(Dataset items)
——

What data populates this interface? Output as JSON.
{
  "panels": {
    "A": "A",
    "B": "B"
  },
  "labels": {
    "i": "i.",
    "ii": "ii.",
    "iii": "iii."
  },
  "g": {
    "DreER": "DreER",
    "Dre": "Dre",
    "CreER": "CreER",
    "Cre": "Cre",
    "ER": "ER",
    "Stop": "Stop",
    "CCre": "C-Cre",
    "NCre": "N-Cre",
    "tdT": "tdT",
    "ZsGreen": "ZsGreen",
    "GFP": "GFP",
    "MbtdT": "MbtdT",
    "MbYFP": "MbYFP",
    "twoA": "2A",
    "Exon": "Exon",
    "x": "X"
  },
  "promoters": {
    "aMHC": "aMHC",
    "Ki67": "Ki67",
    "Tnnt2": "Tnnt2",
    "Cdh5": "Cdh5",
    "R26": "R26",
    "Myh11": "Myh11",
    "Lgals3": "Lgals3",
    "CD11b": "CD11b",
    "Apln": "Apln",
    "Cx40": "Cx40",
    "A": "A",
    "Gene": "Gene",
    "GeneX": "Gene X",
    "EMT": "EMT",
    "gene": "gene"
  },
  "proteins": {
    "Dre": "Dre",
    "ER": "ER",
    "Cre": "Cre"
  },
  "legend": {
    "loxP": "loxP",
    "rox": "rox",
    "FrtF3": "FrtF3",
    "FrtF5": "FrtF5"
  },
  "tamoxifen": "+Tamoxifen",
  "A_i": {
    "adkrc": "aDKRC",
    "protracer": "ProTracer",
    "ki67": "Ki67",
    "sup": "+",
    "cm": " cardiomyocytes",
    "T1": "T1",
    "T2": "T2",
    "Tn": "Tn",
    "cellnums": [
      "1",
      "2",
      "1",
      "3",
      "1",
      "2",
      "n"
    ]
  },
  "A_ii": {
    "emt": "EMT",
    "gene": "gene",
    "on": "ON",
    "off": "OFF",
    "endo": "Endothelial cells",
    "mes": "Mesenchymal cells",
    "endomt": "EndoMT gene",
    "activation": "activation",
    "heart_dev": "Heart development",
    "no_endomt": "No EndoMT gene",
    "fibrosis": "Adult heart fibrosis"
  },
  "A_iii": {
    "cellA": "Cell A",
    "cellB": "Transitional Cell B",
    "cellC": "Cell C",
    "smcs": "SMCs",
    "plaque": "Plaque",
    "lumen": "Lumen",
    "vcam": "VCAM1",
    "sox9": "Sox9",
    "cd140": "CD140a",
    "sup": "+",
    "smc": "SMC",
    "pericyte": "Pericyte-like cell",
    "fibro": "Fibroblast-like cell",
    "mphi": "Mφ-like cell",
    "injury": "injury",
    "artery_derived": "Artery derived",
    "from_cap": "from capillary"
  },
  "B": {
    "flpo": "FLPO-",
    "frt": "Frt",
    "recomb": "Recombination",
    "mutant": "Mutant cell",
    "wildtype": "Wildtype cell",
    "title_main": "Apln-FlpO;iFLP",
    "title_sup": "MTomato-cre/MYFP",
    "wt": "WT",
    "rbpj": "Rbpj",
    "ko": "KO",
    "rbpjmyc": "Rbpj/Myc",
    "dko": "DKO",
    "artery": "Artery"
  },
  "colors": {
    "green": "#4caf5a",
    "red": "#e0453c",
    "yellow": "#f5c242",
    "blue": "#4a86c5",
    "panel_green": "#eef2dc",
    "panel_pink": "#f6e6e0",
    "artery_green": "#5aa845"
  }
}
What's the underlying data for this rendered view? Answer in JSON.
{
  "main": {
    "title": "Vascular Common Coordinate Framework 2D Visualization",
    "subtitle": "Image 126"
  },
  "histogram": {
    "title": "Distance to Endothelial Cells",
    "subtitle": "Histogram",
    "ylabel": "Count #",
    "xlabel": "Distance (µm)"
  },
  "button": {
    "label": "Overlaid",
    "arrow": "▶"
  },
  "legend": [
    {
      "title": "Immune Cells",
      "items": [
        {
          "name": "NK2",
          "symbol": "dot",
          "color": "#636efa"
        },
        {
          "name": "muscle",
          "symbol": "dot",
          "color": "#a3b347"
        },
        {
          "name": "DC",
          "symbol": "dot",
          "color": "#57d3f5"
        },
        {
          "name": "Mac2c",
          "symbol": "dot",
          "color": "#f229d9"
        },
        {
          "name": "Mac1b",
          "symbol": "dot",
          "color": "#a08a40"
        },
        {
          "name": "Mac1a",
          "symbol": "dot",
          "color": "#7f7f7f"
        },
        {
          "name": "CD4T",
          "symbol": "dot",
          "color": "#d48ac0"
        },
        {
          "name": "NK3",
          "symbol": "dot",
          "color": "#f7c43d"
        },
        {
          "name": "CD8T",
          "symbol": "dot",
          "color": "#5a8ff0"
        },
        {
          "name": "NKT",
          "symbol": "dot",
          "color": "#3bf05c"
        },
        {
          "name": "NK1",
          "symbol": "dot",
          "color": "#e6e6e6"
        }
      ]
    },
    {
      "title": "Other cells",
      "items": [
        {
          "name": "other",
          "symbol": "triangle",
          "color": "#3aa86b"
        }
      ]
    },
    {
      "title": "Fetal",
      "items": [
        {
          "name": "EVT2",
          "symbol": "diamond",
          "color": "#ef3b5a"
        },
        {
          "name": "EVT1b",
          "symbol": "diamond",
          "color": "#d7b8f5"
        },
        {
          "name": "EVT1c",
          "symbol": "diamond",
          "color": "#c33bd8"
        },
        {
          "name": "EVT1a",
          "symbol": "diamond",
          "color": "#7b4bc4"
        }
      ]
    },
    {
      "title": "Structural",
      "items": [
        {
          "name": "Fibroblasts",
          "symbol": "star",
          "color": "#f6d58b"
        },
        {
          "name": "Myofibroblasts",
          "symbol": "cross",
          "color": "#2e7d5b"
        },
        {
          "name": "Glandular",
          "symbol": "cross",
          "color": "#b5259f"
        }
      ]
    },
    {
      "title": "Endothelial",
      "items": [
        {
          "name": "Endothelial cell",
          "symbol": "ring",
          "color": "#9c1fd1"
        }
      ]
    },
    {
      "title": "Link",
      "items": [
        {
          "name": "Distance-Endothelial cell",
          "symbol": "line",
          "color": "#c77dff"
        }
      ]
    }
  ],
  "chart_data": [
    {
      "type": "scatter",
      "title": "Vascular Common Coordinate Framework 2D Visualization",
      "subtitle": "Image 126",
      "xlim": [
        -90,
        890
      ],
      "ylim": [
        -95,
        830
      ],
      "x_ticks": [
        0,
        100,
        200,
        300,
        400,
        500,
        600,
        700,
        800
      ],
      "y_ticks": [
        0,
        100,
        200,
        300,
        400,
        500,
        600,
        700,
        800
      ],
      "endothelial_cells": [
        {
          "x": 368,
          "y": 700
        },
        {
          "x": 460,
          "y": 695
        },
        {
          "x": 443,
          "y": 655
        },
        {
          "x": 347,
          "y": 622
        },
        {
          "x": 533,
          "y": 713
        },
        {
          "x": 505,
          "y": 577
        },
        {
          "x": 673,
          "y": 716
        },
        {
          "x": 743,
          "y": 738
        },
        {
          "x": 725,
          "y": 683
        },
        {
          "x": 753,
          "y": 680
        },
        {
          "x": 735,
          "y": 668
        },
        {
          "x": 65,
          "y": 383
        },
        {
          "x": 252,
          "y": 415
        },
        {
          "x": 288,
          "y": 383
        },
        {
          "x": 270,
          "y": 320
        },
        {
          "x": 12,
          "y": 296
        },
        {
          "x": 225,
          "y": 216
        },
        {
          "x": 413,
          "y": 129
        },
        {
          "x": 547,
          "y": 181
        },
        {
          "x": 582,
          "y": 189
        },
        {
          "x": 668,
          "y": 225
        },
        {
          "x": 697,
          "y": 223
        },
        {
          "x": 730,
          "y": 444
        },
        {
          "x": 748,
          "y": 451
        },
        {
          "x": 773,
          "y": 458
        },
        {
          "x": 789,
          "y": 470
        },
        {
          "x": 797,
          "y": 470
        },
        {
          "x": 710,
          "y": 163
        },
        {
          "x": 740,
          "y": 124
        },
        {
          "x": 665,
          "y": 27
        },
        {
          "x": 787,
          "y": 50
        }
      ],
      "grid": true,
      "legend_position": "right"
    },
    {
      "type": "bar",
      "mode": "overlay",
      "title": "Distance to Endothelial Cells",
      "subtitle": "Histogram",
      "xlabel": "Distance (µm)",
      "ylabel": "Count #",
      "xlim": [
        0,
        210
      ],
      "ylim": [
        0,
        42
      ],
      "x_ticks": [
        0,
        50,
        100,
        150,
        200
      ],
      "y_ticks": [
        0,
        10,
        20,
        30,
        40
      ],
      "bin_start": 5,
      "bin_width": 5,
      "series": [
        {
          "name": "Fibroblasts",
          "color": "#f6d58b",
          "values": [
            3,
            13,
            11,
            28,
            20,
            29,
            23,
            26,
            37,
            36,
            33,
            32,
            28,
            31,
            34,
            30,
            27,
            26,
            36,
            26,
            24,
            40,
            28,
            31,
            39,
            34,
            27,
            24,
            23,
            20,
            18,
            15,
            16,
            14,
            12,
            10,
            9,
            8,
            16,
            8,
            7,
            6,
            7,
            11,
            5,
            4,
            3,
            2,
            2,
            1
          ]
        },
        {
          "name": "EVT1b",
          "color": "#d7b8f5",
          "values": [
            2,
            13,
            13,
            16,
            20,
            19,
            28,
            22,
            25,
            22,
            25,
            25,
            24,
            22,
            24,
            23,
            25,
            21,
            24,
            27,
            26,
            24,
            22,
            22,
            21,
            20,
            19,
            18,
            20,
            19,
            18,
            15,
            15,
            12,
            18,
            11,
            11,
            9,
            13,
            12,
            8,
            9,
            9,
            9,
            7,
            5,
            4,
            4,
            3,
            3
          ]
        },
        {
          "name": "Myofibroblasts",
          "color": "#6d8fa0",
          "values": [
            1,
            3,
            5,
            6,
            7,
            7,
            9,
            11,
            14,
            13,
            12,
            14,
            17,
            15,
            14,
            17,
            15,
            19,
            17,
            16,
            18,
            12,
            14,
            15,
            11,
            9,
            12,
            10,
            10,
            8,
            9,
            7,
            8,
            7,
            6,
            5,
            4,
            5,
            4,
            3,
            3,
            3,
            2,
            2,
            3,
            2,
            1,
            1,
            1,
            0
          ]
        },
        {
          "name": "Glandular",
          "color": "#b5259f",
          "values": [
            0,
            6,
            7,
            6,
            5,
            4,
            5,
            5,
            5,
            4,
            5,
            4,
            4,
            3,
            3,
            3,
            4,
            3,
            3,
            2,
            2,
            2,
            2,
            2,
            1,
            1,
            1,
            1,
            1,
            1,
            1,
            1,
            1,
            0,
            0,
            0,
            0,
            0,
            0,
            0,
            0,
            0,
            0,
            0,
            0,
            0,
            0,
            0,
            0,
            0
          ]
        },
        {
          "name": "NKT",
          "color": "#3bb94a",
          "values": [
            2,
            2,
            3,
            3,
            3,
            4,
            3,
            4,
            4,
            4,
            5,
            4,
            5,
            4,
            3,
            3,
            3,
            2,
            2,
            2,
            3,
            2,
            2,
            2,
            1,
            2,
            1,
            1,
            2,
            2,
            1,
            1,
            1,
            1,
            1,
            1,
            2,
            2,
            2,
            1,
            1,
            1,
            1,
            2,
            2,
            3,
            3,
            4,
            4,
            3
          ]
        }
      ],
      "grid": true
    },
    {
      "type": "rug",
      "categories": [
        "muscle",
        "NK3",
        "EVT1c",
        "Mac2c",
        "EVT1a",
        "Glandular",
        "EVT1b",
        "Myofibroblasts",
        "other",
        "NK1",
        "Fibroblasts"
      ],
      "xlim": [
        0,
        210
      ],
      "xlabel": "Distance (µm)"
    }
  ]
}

——

In the entries above, find each line with "Distance" and copy it.

The completed task:
    "title": "Distance to Endothelial Cells",
    "xlabel": "Distance (µm)"
          "name": "Distance-Endothelial cell",
      "title": "Distance to Endothelial Cells",
      "xlabel": "Distance (µm)",
      "xlabel": "Distance (µm)"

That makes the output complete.